Stored data:
'''
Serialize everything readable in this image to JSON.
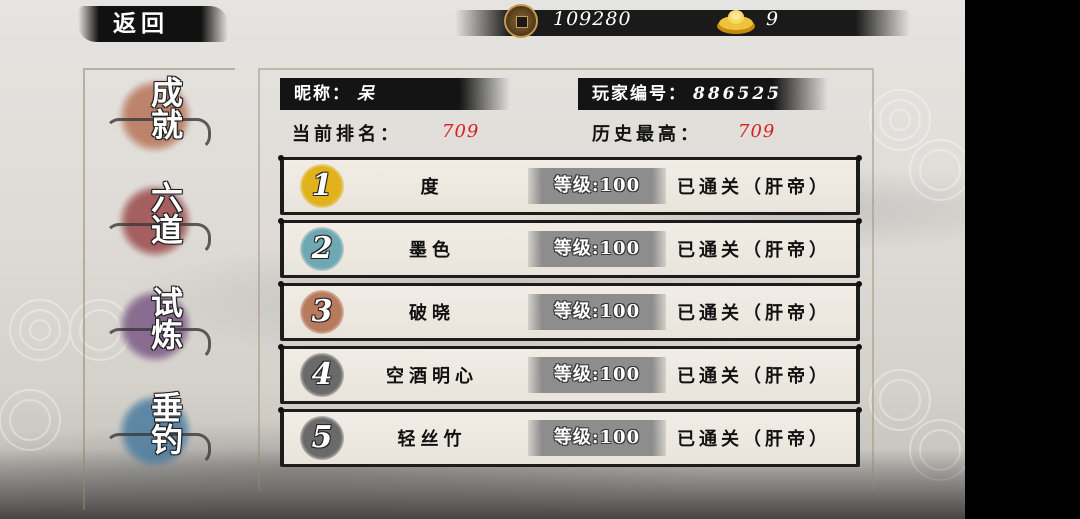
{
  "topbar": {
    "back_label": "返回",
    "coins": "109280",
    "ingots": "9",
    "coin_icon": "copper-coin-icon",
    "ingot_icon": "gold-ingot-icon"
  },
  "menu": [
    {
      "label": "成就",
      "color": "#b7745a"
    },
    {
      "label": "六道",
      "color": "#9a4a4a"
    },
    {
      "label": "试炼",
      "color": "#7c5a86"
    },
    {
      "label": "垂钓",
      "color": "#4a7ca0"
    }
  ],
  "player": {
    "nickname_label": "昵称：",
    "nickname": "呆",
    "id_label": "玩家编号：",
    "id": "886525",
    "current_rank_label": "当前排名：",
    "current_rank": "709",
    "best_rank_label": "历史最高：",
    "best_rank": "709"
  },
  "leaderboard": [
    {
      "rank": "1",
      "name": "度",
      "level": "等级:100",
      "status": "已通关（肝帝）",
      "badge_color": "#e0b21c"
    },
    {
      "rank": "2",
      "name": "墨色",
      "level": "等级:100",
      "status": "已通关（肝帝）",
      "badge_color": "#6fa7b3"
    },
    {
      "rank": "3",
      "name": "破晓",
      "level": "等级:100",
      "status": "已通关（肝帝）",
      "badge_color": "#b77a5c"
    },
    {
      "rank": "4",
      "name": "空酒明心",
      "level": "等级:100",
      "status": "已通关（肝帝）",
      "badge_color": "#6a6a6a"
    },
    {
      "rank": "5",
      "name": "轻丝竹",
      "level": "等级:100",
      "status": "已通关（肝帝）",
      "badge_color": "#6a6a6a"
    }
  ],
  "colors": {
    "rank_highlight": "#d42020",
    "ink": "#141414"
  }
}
'''
'''
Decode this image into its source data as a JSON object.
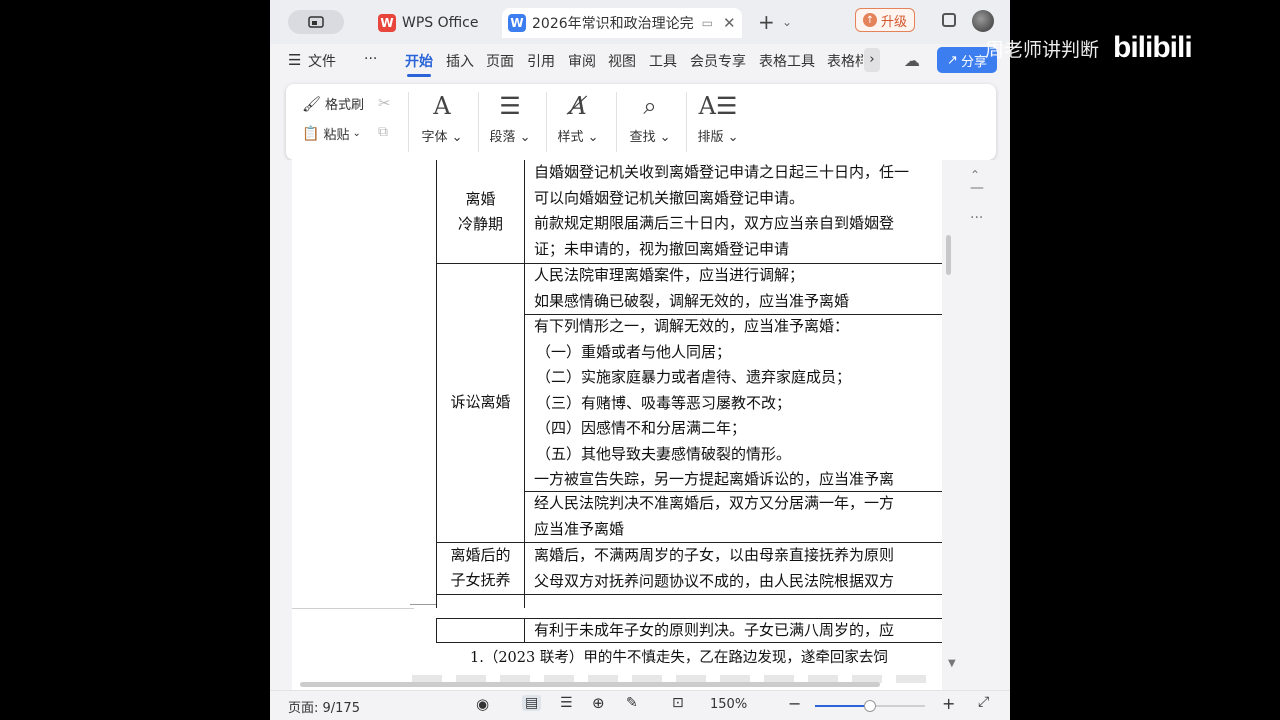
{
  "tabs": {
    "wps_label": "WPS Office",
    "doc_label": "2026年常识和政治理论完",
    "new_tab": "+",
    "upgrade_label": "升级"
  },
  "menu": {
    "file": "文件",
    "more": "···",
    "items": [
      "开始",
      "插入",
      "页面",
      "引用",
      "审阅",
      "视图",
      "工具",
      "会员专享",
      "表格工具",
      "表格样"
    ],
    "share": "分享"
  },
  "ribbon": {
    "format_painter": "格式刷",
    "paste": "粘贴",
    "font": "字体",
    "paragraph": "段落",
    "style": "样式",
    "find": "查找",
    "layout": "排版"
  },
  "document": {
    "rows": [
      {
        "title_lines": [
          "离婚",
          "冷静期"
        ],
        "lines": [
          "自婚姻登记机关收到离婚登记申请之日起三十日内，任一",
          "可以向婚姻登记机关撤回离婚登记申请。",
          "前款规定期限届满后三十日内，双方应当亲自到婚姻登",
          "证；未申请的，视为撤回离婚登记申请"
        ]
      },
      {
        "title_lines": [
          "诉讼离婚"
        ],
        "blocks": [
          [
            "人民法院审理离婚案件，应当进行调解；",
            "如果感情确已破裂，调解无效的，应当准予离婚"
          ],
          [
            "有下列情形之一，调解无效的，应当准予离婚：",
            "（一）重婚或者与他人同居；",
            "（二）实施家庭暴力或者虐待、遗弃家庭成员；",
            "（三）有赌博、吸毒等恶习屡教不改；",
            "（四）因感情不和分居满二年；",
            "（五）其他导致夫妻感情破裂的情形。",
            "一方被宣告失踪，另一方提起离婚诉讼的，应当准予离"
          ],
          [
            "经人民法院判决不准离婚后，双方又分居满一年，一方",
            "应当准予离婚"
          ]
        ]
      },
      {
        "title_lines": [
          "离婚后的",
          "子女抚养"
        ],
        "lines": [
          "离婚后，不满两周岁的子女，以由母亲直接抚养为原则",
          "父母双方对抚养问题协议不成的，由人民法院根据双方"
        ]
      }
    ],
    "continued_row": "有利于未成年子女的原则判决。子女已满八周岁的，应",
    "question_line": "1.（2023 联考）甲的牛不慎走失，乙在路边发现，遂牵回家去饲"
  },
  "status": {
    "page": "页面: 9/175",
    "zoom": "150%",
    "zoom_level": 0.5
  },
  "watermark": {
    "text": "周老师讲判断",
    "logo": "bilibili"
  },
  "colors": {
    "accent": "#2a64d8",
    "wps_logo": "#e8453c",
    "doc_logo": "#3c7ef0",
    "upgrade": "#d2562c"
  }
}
'''
_WORK TO COMPLETE_:
Select every line of the records holding the string "JSON".

_WRITTEN RESPONSE_:
Serialize everything readable in this image to JSON.
Decode this image into its source data as a JSON object.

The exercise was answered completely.